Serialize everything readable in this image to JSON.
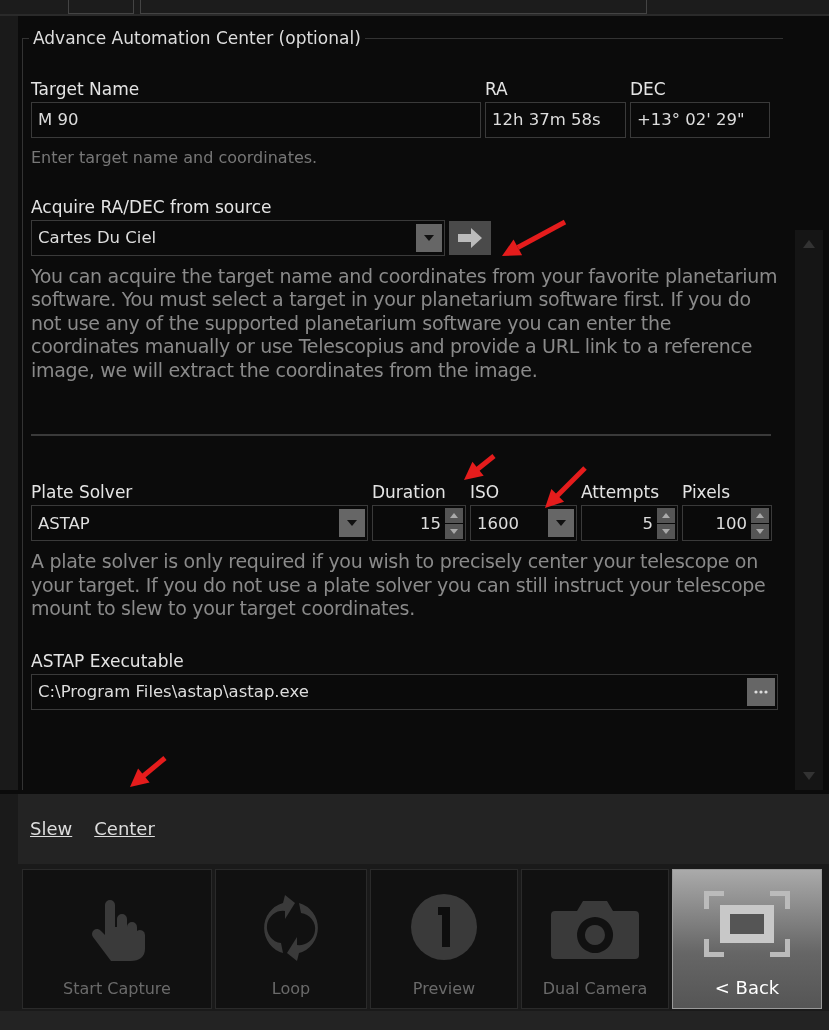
{
  "group": {
    "title": "Advance Automation Center (optional)"
  },
  "target": {
    "fields": [
      {
        "label": "Target Name",
        "value": "M 90"
      },
      {
        "label": "RA",
        "value": "12h 37m 58s"
      },
      {
        "label": "DEC",
        "value": "+13° 02' 29\""
      }
    ],
    "hint": "Enter target name and coordinates."
  },
  "source": {
    "label": "Acquire RA/DEC from source",
    "value": "Cartes Du Ciel",
    "description": "You can acquire the target name and coordinates from your favorite planetarium software. You must select a target in your planetarium software first.  If you do not use any of the supported planetarium software you can enter the coordinates manually or use Telescopius and provide a URL link to a reference image, we will extract the coordinates from the image."
  },
  "solver": {
    "fields": [
      {
        "kind": "dropdown",
        "label": "Plate Solver",
        "value": "ASTAP"
      },
      {
        "kind": "spinner",
        "label": "Duration",
        "value": "15"
      },
      {
        "kind": "dropdown",
        "label": "ISO",
        "value": "1600"
      },
      {
        "kind": "spinner",
        "label": "Attempts",
        "value": "5"
      },
      {
        "kind": "spinner",
        "label": "Pixels",
        "value": "100"
      }
    ],
    "hint": "A plate solver is only required if you wish to precisely center your telescope on your target.  If you do not use a plate solver you can still instruct your telescope mount to slew to your target coordinates.",
    "executable_label": "ASTAP Executable",
    "executable": "C:\\Program Files\\astap\\astap.exe"
  },
  "links": [
    "Slew",
    "Center"
  ],
  "toolbar": [
    {
      "kind": "hand",
      "label": "Start Capture",
      "disabled": true
    },
    {
      "kind": "loop",
      "label": "Loop",
      "disabled": true
    },
    {
      "kind": "preview",
      "label": "Preview",
      "disabled": true
    },
    {
      "kind": "camera",
      "label": "Dual Camera",
      "disabled": true
    },
    {
      "kind": "frame",
      "label": "< Back",
      "disabled": false
    }
  ]
}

──────────────────────────────

• Task brief: Extract the full listing exactly, with the pictures left out.

• Answer for this exercise:
Serialize everything readable in this image to JSON.
{
  "group": {
    "title": "Advance Automation Center (optional)"
  },
  "target": {
    "fields": [
      {
        "label": "Target Name",
        "value": "M 90"
      },
      {
        "label": "RA",
        "value": "12h 37m 58s"
      },
      {
        "label": "DEC",
        "value": "+13° 02' 29\""
      }
    ],
    "hint": "Enter target name and coordinates."
  },
  "source": {
    "label": "Acquire RA/DEC from source",
    "value": "Cartes Du Ciel",
    "description": "You can acquire the target name and coordinates from your favorite planetarium software. You must select a target in your planetarium software first.  If you do not use any of the supported planetarium software you can enter the coordinates manually or use Telescopius and provide a URL link to a reference image, we will extract the coordinates from the image."
  },
  "solver": {
    "fields": [
      {
        "kind": "dropdown",
        "label": "Plate Solver",
        "value": "ASTAP"
      },
      {
        "kind": "spinner",
        "label": "Duration",
        "value": "15"
      },
      {
        "kind": "dropdown",
        "label": "ISO",
        "value": "1600"
      },
      {
        "kind": "spinner",
        "label": "Attempts",
        "value": "5"
      },
      {
        "kind": "spinner",
        "label": "Pixels",
        "value": "100"
      }
    ],
    "hint": "A plate solver is only required if you wish to precisely center your telescope on your target.  If you do not use a plate solver you can still instruct your telescope mount to slew to your target coordinates.",
    "executable_label": "ASTAP Executable",
    "executable": "C:\\Program Files\\astap\\astap.exe"
  },
  "links": [
    "Slew",
    "Center"
  ],
  "toolbar": [
    {
      "kind": "hand",
      "label": "Start Capture",
      "disabled": true
    },
    {
      "kind": "loop",
      "label": "Loop",
      "disabled": true
    },
    {
      "kind": "preview",
      "label": "Preview",
      "disabled": true
    },
    {
      "kind": "camera",
      "label": "Dual Camera",
      "disabled": true
    },
    {
      "kind": "frame",
      "label": "< Back",
      "disabled": false
    }
  ]
}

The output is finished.